Wherever the word "Pétrone" appears in a line, extract that line.

(Saved entries)

# # # # #

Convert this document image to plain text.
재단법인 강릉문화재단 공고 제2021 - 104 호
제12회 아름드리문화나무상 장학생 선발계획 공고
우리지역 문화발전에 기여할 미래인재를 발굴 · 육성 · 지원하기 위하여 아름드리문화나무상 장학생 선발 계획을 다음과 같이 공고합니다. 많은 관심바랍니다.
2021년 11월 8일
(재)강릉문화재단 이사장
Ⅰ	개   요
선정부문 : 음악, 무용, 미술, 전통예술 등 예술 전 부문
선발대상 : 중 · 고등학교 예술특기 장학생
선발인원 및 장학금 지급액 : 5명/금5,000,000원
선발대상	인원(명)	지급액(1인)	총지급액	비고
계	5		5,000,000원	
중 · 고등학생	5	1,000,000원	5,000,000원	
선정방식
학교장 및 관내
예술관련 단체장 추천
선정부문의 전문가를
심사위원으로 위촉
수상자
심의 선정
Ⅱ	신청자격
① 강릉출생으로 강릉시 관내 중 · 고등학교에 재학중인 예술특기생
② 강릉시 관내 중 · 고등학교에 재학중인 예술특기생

# # # # #

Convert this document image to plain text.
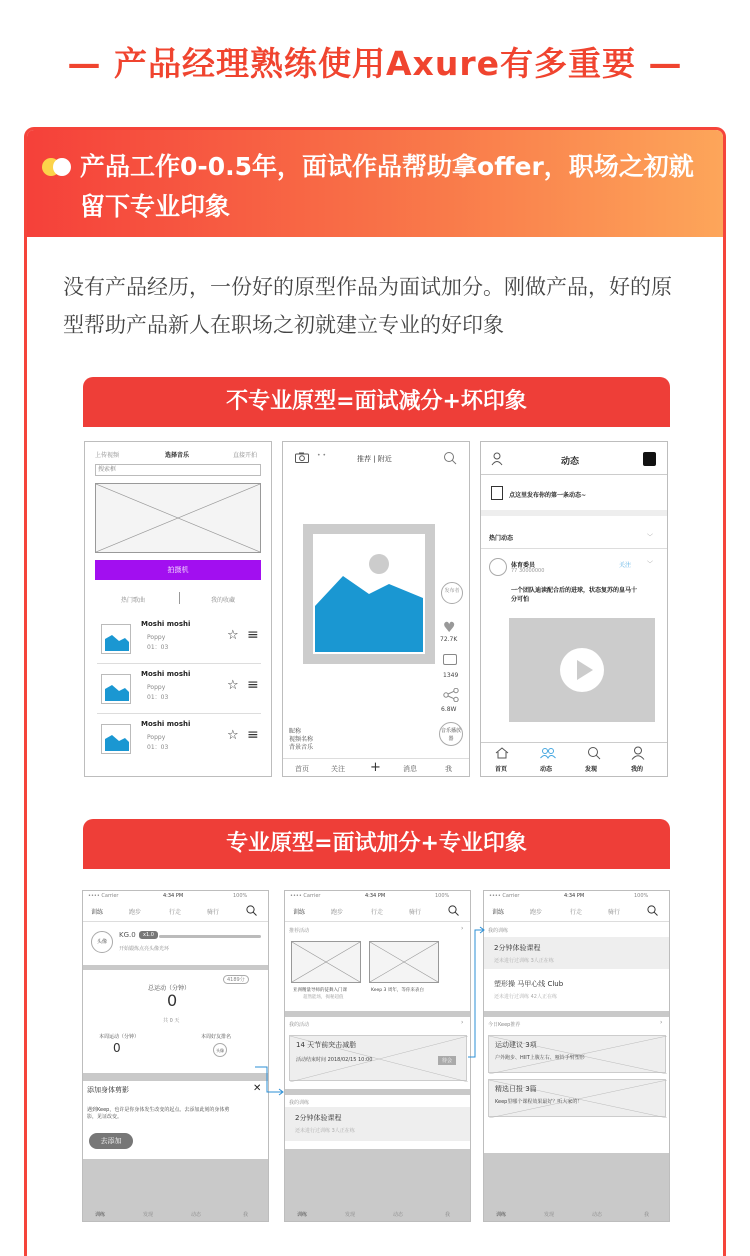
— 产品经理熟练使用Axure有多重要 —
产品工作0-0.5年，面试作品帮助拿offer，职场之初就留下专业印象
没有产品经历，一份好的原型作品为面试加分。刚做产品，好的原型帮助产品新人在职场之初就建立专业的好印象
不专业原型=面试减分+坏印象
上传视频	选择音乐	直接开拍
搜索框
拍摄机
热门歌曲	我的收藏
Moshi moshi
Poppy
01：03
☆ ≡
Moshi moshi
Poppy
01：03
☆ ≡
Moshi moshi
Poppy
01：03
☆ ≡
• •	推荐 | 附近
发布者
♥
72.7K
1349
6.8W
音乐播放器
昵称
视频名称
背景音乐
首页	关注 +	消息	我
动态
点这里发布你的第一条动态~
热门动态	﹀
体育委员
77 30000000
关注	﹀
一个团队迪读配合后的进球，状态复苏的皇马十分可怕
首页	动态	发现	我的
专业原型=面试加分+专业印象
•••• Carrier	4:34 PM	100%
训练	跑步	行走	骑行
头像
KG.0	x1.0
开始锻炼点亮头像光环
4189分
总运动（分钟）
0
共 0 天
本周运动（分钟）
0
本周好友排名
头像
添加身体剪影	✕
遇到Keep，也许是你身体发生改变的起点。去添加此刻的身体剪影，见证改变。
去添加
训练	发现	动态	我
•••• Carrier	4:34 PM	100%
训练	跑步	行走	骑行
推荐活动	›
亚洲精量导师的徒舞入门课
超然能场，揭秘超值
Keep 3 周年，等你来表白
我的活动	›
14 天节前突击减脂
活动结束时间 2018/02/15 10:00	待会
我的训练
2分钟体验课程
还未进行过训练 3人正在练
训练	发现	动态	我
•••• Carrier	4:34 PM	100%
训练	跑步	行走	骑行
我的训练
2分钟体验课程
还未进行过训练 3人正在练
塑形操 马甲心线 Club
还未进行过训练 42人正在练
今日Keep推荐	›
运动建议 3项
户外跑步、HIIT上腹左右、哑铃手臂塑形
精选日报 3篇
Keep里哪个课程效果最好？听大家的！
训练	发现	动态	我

# # # # #

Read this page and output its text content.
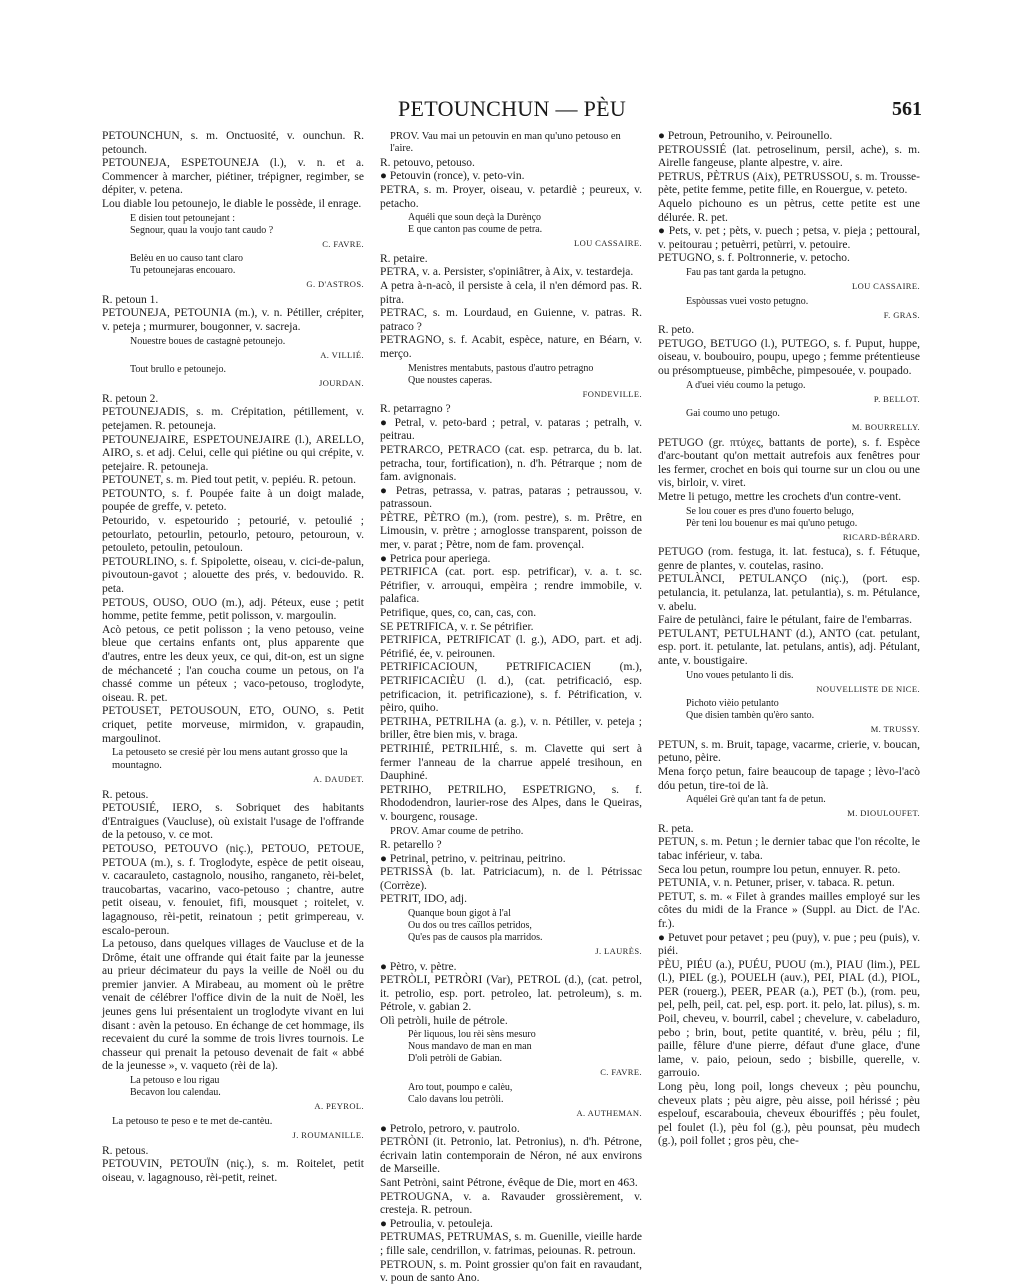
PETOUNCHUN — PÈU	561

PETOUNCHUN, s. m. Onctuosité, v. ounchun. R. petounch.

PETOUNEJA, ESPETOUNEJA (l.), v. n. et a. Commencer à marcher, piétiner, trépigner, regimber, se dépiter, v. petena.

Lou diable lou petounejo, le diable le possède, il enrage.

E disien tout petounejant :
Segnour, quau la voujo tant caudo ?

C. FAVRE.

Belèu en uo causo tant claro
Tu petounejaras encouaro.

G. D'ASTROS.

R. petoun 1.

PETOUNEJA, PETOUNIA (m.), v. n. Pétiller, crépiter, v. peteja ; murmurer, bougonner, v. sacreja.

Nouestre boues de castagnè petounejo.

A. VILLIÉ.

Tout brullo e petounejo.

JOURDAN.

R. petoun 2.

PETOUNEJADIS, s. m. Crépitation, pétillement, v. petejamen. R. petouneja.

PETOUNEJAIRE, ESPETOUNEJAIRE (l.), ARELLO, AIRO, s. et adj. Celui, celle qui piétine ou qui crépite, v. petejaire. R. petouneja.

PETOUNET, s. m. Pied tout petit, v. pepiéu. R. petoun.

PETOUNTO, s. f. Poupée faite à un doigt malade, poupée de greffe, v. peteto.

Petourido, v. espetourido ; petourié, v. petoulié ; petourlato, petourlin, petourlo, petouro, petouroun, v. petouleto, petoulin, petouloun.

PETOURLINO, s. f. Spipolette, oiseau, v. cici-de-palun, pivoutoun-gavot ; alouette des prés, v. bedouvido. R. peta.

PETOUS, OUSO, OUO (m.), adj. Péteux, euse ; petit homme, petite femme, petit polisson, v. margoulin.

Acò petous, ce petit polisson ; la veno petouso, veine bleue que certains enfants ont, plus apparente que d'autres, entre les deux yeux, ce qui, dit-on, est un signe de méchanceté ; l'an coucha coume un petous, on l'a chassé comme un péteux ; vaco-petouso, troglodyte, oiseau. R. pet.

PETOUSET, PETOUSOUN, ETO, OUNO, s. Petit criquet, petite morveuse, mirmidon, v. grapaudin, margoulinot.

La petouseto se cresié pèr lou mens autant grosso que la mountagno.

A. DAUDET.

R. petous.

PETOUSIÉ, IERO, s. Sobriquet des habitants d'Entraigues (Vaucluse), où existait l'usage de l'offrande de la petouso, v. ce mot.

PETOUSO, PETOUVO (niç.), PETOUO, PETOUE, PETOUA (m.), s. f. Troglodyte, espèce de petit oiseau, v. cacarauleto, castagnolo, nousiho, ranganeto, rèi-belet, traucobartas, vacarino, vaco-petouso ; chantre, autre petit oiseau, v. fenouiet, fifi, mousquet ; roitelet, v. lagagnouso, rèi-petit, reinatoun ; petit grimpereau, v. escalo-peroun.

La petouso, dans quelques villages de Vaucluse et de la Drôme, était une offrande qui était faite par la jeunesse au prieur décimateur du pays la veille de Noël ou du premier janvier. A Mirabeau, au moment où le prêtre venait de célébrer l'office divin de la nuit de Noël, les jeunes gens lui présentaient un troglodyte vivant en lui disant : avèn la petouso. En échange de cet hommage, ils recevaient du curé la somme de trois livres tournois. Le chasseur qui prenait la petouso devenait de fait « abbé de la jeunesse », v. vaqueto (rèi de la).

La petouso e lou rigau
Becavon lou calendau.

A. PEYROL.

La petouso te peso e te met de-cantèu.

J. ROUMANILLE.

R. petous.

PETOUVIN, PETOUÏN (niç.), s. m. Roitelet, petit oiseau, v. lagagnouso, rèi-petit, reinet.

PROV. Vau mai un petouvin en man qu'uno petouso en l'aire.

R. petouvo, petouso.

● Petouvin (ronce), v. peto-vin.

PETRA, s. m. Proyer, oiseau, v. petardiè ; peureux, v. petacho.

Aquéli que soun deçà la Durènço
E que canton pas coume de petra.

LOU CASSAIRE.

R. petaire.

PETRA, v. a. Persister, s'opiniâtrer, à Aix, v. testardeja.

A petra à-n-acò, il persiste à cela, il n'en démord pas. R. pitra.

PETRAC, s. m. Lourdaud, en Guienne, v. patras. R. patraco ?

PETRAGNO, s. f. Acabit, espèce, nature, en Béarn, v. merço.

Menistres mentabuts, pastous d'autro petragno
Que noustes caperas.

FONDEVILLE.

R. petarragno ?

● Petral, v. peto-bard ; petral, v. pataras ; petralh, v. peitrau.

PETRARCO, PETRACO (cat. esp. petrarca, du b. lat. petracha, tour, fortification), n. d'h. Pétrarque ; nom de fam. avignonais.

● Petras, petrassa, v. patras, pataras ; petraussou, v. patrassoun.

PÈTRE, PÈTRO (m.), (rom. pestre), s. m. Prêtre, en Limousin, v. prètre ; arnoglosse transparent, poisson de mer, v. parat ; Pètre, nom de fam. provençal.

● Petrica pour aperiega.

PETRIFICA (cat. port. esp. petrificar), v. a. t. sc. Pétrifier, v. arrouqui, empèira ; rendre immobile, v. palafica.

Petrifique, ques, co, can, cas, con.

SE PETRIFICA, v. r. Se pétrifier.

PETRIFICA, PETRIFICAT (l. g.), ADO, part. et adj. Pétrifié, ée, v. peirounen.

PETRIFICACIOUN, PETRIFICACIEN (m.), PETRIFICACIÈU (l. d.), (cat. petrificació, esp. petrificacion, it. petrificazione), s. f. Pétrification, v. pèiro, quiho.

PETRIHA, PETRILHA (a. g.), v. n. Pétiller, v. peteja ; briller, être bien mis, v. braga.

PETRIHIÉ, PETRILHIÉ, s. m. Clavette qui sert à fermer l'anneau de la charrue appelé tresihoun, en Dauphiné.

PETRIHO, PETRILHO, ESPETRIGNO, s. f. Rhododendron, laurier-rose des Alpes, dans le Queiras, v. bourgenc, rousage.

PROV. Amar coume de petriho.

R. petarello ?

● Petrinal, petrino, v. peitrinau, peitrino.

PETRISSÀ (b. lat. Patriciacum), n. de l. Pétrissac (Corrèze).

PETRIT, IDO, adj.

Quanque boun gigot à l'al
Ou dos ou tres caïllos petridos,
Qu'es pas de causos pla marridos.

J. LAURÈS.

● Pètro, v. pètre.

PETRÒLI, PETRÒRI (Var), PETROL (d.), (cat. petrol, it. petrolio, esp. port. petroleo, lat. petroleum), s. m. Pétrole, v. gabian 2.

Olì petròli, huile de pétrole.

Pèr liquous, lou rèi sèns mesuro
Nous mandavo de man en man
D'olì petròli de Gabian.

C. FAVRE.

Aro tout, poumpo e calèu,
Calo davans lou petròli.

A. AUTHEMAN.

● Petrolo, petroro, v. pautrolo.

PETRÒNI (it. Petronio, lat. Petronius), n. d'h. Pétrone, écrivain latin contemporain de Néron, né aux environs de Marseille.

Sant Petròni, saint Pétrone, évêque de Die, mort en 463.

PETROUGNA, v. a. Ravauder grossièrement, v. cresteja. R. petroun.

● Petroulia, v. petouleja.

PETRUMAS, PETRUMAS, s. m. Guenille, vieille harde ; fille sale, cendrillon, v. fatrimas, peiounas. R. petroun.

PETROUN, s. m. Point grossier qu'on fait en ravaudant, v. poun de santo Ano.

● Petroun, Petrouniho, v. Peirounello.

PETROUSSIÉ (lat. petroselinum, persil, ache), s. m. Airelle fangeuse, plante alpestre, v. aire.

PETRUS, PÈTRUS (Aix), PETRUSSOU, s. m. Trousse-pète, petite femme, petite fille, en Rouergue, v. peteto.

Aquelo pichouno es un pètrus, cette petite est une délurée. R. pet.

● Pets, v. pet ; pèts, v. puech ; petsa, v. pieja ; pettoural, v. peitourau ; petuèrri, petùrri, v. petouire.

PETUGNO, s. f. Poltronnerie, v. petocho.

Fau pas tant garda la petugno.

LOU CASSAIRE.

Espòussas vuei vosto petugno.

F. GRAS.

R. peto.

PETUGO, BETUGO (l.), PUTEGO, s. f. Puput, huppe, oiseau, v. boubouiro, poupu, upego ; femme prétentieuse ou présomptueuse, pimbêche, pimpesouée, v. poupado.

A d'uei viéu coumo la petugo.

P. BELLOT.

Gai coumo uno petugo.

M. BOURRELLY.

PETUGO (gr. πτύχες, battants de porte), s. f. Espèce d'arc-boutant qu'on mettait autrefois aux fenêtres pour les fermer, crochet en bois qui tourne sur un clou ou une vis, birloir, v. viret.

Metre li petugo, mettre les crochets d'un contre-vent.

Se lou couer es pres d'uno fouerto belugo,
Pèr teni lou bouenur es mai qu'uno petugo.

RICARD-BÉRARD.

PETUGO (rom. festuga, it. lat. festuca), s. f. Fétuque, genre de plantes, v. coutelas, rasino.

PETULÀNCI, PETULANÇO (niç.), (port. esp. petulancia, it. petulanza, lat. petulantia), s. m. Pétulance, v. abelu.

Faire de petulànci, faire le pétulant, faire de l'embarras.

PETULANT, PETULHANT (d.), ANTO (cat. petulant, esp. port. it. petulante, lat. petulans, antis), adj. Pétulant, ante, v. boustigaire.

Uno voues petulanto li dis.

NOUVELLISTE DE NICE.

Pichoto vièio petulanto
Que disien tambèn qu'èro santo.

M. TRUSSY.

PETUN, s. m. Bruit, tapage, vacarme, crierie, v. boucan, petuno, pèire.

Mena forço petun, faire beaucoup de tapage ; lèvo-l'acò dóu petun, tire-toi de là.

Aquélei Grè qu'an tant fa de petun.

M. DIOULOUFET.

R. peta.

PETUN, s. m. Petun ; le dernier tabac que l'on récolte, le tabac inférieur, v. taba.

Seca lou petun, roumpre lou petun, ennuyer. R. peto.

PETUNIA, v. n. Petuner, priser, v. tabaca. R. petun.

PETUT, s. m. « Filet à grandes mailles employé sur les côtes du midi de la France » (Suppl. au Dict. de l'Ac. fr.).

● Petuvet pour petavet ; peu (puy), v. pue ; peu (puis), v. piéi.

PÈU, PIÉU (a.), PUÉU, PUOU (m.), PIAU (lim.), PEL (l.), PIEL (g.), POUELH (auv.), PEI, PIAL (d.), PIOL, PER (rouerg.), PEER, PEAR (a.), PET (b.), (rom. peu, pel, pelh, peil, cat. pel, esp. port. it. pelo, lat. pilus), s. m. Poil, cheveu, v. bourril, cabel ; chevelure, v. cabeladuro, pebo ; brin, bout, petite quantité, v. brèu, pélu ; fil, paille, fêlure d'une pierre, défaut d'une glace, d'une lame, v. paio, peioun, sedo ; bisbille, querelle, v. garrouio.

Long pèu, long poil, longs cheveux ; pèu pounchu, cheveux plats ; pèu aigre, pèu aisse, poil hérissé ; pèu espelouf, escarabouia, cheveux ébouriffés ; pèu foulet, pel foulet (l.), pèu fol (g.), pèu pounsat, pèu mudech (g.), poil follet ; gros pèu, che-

# # # # #

[Response for this exercise]
PETRÒNI (it. Petronio, lat. Petronius), n. d'h. Pétrone, écrivain latin contemporain de Néron, né aux environs de Marseille.
Sant Petròni, saint Pétrone, évêque de Die, mort en 463.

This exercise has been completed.